[DATASET EXCERPTS]
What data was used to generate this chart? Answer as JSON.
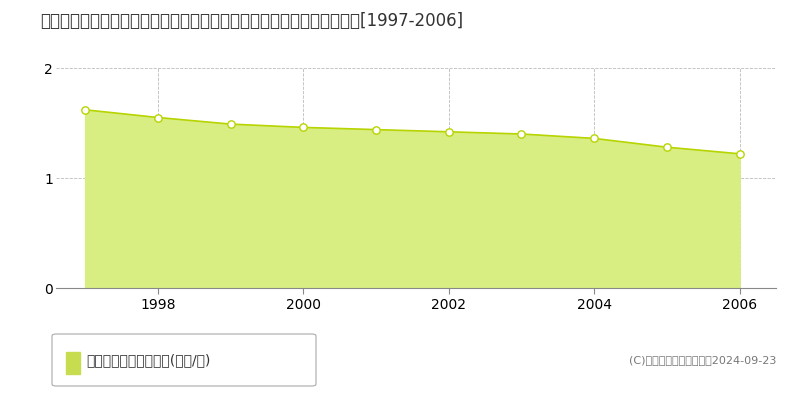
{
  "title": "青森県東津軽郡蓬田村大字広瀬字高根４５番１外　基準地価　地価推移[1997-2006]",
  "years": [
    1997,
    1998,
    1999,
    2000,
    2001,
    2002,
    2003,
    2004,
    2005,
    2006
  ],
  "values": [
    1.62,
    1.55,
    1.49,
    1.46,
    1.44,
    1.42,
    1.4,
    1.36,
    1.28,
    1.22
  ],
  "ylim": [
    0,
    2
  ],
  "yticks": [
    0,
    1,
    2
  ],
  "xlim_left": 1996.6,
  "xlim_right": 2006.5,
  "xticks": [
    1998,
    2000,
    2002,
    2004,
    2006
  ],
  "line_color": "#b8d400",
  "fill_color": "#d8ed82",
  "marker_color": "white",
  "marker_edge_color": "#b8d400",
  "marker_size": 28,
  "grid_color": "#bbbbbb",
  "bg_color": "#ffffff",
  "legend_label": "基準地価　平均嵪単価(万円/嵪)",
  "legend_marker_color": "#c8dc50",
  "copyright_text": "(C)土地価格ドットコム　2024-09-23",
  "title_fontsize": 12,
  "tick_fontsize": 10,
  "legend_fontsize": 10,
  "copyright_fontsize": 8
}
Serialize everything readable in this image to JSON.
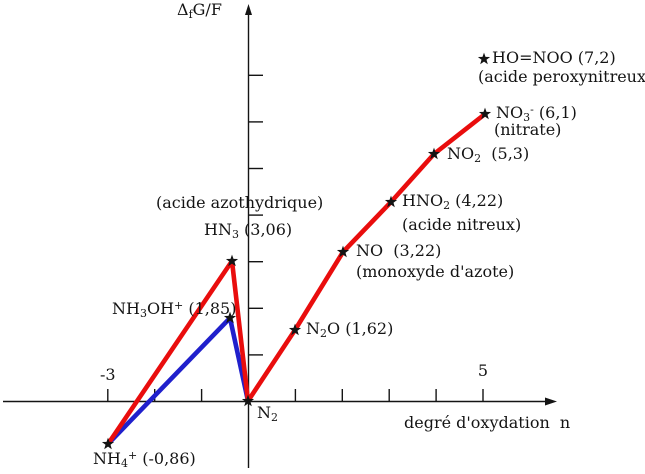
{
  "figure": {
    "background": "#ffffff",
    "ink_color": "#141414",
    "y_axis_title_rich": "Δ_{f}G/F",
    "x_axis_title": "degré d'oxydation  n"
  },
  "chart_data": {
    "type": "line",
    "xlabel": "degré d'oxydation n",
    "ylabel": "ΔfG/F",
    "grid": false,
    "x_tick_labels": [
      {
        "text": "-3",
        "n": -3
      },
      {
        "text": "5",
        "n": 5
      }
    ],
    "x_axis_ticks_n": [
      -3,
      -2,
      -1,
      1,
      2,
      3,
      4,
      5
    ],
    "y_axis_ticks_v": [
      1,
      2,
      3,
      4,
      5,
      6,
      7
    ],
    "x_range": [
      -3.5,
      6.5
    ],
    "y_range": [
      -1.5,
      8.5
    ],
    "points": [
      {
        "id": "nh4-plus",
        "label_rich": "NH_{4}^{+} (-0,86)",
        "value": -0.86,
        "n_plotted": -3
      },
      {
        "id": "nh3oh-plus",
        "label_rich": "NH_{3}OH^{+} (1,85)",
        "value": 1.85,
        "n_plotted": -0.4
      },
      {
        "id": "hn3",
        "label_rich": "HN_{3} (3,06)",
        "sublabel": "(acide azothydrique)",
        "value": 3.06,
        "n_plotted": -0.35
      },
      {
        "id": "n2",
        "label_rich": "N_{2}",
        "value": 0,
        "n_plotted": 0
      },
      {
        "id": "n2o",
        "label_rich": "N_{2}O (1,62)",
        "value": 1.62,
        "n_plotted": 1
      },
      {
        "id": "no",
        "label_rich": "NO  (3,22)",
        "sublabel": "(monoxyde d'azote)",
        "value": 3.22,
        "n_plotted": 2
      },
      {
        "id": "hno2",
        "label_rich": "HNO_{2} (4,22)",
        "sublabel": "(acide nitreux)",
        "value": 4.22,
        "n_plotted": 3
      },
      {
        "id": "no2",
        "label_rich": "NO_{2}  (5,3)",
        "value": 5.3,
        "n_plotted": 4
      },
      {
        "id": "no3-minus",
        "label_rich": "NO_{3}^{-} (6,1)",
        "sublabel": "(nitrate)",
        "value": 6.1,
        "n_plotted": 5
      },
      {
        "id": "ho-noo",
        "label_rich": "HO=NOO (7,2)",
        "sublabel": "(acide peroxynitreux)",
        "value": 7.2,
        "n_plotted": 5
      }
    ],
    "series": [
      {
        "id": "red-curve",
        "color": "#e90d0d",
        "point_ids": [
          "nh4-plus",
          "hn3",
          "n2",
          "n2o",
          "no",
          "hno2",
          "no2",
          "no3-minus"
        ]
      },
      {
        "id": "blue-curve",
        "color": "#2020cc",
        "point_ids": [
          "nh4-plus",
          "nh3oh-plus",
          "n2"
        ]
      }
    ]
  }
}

[GIVEN INSTRUCTION] Check every line of the material for the string "oxydation" and give the number of lines that have it, without anything else.

[EXERCISE RESPONSE] 2